EXERCISE PROMPT
Lines that contain the string "number" are to be copied; leave out all others.

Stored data
........

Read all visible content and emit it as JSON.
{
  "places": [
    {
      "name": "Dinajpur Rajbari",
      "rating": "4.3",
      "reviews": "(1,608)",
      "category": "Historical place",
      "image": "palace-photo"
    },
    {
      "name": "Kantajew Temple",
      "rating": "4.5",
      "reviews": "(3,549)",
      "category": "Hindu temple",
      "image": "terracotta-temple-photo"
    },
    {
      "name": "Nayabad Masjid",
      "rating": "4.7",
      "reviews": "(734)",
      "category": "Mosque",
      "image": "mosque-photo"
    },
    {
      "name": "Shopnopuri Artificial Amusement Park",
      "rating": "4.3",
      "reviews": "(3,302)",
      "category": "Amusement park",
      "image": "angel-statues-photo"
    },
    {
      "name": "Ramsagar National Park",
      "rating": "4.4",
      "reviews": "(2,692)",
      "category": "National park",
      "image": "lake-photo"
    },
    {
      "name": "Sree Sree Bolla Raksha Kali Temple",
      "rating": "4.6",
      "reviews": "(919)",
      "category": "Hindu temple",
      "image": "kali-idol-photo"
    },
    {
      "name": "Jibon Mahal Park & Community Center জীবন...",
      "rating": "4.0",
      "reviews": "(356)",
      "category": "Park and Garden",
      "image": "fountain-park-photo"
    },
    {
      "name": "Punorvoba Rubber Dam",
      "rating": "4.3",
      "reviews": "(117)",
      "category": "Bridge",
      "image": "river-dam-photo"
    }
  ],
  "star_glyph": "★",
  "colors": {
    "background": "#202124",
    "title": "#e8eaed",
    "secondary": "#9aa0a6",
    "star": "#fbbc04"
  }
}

........

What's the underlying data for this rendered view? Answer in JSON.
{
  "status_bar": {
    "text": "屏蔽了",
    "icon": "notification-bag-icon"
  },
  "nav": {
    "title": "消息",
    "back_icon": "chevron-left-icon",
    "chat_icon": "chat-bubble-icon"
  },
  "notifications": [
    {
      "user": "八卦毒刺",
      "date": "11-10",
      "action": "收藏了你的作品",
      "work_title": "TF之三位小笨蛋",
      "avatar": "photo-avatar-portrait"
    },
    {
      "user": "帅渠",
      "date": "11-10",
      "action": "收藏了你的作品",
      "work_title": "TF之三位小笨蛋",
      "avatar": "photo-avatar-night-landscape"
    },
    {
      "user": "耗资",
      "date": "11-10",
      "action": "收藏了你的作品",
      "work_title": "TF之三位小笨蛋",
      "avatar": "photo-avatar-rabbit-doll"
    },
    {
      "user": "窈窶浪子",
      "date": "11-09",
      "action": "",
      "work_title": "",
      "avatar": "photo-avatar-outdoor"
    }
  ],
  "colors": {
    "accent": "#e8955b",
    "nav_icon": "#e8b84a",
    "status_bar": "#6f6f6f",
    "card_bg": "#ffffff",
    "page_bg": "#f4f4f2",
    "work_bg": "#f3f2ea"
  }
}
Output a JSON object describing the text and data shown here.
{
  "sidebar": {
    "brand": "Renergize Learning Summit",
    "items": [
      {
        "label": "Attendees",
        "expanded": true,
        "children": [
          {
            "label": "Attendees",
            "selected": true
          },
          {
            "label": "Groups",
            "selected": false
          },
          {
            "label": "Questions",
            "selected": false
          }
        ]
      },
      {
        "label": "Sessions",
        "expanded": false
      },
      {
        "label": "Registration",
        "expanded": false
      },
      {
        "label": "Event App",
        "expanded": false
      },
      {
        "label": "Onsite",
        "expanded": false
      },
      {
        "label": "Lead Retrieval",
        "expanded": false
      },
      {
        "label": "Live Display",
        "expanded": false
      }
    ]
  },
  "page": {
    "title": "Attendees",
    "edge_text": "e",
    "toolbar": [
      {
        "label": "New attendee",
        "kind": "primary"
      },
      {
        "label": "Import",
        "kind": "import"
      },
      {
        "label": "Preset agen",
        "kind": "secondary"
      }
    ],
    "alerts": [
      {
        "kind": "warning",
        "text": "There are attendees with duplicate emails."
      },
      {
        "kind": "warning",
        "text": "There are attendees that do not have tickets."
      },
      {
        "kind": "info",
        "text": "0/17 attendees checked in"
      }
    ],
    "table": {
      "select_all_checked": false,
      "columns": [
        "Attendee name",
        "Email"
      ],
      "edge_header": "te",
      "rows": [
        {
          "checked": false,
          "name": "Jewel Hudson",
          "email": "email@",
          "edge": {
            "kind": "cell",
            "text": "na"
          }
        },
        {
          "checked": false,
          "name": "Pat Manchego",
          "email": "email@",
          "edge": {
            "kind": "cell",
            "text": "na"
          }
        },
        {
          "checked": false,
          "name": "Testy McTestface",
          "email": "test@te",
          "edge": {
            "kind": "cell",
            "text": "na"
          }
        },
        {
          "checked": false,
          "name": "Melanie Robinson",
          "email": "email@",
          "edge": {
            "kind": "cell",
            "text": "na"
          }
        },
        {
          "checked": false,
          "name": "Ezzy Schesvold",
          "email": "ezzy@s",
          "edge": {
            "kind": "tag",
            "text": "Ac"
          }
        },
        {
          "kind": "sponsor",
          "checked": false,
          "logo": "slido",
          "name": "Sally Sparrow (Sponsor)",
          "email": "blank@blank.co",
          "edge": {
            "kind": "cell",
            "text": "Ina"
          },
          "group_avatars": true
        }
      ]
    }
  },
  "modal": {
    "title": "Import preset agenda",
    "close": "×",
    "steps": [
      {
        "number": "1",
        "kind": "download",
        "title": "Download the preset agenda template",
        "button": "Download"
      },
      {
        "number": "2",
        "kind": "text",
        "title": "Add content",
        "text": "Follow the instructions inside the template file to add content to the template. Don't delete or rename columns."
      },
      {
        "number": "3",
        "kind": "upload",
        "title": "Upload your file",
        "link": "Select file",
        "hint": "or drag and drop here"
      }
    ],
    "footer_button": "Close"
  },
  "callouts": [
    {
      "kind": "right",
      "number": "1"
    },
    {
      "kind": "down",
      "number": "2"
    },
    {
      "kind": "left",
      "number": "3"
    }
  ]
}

........

WRITTEN RESPONSE
        "number": "1",
        "number": "2",
        "number": "3",
      "number": "1"
      "number": "2"
      "number": "3"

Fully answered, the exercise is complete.